Source data:
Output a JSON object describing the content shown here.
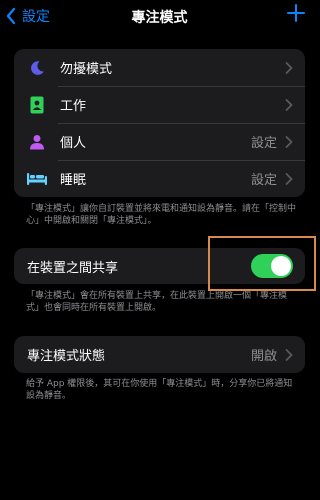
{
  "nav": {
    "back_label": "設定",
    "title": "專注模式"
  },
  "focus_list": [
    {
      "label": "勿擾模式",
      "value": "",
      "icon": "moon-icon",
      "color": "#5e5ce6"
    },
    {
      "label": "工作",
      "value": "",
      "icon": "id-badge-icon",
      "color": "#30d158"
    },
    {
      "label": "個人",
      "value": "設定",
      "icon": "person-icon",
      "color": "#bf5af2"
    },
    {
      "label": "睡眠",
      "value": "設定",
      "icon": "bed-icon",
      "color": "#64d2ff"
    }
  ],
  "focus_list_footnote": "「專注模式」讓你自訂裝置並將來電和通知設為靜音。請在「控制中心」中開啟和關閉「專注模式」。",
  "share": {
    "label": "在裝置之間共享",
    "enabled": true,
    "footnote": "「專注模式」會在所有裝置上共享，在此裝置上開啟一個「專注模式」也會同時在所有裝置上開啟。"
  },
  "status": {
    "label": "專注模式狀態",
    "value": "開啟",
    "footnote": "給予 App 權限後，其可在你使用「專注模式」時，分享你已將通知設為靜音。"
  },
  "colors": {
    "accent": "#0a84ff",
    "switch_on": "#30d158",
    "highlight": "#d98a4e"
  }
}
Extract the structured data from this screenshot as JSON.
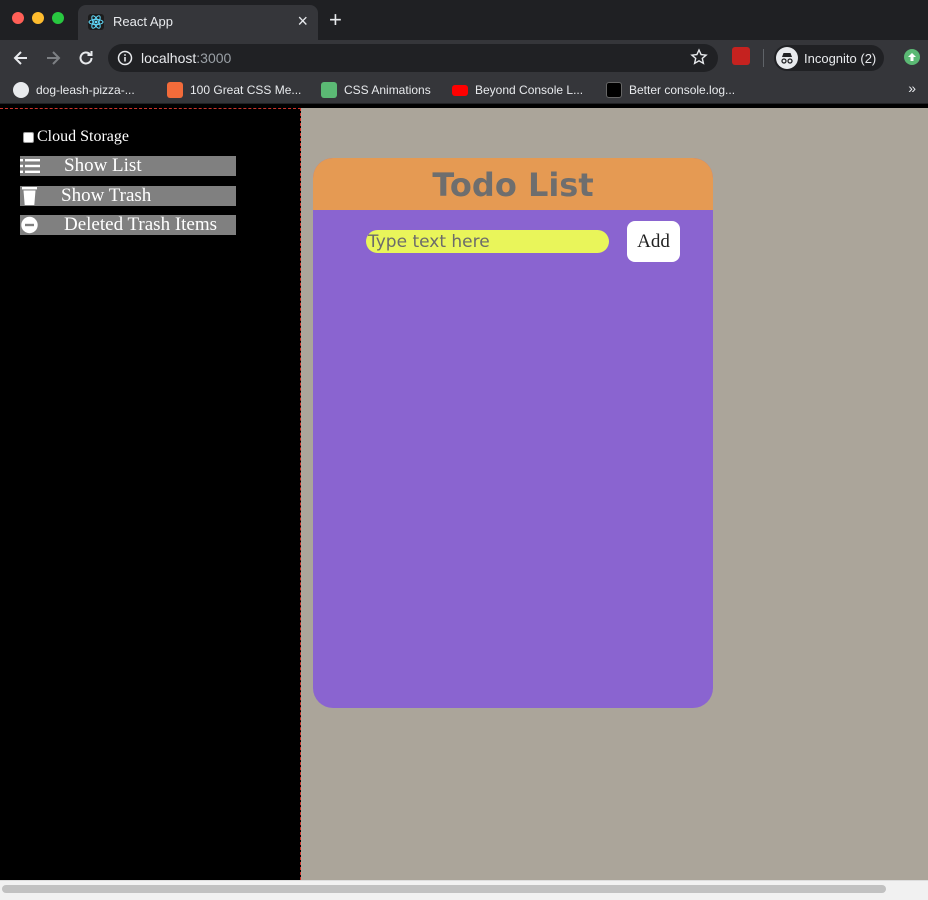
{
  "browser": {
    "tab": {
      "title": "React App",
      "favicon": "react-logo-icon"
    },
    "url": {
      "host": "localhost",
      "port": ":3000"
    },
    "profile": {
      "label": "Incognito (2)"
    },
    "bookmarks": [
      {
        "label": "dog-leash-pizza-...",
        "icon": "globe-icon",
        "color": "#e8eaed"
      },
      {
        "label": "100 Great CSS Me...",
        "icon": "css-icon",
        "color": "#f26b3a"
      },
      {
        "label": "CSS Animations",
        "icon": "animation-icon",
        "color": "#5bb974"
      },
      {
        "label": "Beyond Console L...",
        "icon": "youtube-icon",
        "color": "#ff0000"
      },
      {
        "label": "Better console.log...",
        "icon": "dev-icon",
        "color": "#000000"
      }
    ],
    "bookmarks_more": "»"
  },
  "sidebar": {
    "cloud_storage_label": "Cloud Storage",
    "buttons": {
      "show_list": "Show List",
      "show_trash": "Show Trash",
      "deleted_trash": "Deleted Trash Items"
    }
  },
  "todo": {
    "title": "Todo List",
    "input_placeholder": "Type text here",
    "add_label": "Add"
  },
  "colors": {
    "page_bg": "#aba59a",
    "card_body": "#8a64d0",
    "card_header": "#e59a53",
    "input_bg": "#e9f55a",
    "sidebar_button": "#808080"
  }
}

What to produce:
Quote all the lines above exactly as given. Do not include the pictures.

Response below:
Output a JSON object describing the content shown here.
{
  "nav": {
    "back_label": "設定",
    "title": "專注模式"
  },
  "focus_list": [
    {
      "label": "勿擾模式",
      "value": "",
      "icon": "moon-icon",
      "color": "#5e5ce6"
    },
    {
      "label": "工作",
      "value": "",
      "icon": "id-badge-icon",
      "color": "#30d158"
    },
    {
      "label": "個人",
      "value": "設定",
      "icon": "person-icon",
      "color": "#bf5af2"
    },
    {
      "label": "睡眠",
      "value": "設定",
      "icon": "bed-icon",
      "color": "#64d2ff"
    }
  ],
  "focus_list_footnote": "「專注模式」讓你自訂裝置並將來電和通知設為靜音。請在「控制中心」中開啟和關閉「專注模式」。",
  "share": {
    "label": "在裝置之間共享",
    "enabled": true,
    "footnote": "「專注模式」會在所有裝置上共享，在此裝置上開啟一個「專注模式」也會同時在所有裝置上開啟。"
  },
  "status": {
    "label": "專注模式狀態",
    "value": "開啟",
    "footnote": "給予 App 權限後，其可在你使用「專注模式」時，分享你已將通知設為靜音。"
  },
  "colors": {
    "accent": "#0a84ff",
    "switch_on": "#30d158",
    "highlight": "#d98a4e"
  }
}
Extract the structured data from this screenshot as JSON.
{
  "browser": {
    "tab": {
      "title": "React App",
      "favicon": "react-logo-icon"
    },
    "url": {
      "host": "localhost",
      "port": ":3000"
    },
    "profile": {
      "label": "Incognito (2)"
    },
    "bookmarks": [
      {
        "label": "dog-leash-pizza-...",
        "icon": "globe-icon",
        "color": "#e8eaed"
      },
      {
        "label": "100 Great CSS Me...",
        "icon": "css-icon",
        "color": "#f26b3a"
      },
      {
        "label": "CSS Animations",
        "icon": "animation-icon",
        "color": "#5bb974"
      },
      {
        "label": "Beyond Console L...",
        "icon": "youtube-icon",
        "color": "#ff0000"
      },
      {
        "label": "Better console.log...",
        "icon": "dev-icon",
        "color": "#000000"
      }
    ],
    "bookmarks_more": "»"
  },
  "sidebar": {
    "cloud_storage_label": "Cloud Storage",
    "buttons": {
      "show_list": "Show List",
      "show_trash": "Show Trash",
      "deleted_trash": "Deleted Trash Items"
    }
  },
  "todo": {
    "title": "Todo List",
    "input_placeholder": "Type text here",
    "add_label": "Add"
  },
  "colors": {
    "page_bg": "#aba59a",
    "card_body": "#8a64d0",
    "card_header": "#e59a53",
    "input_bg": "#e9f55a",
    "sidebar_button": "#808080"
  }
}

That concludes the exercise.